Task prompt – What is the count of lines in the listing below that hold the string "color"? Reply with that number alone.

--- start Dataset entries ---

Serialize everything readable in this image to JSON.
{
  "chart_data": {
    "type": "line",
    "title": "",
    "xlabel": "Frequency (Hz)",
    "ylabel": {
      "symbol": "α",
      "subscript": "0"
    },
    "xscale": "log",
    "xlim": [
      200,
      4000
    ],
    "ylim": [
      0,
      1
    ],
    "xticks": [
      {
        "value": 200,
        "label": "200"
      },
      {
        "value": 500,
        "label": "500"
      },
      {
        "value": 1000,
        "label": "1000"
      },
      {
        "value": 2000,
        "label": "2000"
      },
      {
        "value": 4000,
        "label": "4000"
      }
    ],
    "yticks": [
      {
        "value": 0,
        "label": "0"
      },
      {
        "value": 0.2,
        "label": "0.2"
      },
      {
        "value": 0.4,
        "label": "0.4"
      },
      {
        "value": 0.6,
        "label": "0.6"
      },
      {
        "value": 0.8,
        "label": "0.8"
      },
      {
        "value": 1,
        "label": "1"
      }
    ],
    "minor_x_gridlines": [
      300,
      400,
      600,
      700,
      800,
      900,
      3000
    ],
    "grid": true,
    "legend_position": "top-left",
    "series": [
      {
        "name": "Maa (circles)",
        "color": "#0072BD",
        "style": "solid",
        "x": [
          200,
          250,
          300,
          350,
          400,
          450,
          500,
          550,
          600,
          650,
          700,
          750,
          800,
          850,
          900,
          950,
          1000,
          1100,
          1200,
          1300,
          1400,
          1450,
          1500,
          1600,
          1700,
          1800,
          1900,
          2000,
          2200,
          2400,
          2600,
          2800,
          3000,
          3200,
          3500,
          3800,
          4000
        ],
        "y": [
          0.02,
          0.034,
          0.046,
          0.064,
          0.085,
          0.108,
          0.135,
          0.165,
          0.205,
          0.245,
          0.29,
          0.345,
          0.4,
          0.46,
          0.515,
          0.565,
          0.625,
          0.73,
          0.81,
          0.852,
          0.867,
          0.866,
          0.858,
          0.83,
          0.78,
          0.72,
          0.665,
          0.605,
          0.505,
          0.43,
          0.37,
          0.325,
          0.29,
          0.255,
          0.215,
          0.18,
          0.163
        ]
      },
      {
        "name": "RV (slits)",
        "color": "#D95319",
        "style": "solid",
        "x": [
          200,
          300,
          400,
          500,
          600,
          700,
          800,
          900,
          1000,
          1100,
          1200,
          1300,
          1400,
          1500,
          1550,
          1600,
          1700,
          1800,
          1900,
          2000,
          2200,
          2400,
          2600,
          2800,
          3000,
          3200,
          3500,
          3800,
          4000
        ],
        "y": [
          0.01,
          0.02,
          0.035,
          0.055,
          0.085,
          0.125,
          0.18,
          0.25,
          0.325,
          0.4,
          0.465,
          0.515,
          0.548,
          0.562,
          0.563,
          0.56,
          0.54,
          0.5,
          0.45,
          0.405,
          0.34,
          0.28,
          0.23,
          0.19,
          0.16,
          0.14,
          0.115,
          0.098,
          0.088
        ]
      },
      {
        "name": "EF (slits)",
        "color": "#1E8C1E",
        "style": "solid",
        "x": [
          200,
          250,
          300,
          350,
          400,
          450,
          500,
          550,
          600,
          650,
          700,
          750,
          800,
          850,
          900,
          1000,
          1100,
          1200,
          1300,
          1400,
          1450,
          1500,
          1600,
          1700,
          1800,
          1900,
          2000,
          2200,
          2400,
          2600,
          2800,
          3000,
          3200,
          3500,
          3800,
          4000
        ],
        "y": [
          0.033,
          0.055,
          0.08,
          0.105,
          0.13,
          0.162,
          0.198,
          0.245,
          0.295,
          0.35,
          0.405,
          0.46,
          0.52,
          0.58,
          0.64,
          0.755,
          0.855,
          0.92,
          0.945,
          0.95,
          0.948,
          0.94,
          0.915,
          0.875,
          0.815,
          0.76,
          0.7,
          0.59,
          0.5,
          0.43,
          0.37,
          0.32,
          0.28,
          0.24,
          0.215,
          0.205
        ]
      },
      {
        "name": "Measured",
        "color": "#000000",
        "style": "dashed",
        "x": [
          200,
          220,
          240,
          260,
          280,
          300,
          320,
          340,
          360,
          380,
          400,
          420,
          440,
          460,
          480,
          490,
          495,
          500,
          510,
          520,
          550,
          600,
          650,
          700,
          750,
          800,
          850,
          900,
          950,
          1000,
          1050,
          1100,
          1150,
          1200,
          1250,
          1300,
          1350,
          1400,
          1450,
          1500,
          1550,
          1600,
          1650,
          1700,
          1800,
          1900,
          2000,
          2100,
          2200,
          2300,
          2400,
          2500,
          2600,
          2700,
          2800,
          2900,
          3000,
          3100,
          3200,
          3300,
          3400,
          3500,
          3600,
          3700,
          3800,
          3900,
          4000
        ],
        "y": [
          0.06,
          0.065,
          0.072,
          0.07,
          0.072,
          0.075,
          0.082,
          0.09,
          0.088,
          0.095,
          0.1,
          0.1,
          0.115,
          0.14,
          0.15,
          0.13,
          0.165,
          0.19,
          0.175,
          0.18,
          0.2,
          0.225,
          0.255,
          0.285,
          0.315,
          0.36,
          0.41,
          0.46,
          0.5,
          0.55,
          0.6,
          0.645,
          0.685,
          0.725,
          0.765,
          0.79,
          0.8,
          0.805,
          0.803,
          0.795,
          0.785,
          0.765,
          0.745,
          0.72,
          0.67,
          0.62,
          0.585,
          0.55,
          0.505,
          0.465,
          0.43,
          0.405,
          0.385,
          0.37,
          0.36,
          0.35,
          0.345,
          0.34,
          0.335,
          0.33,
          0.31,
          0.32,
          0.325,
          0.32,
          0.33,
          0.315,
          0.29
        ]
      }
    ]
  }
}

--- end Dataset entries ---

Expected answer – 4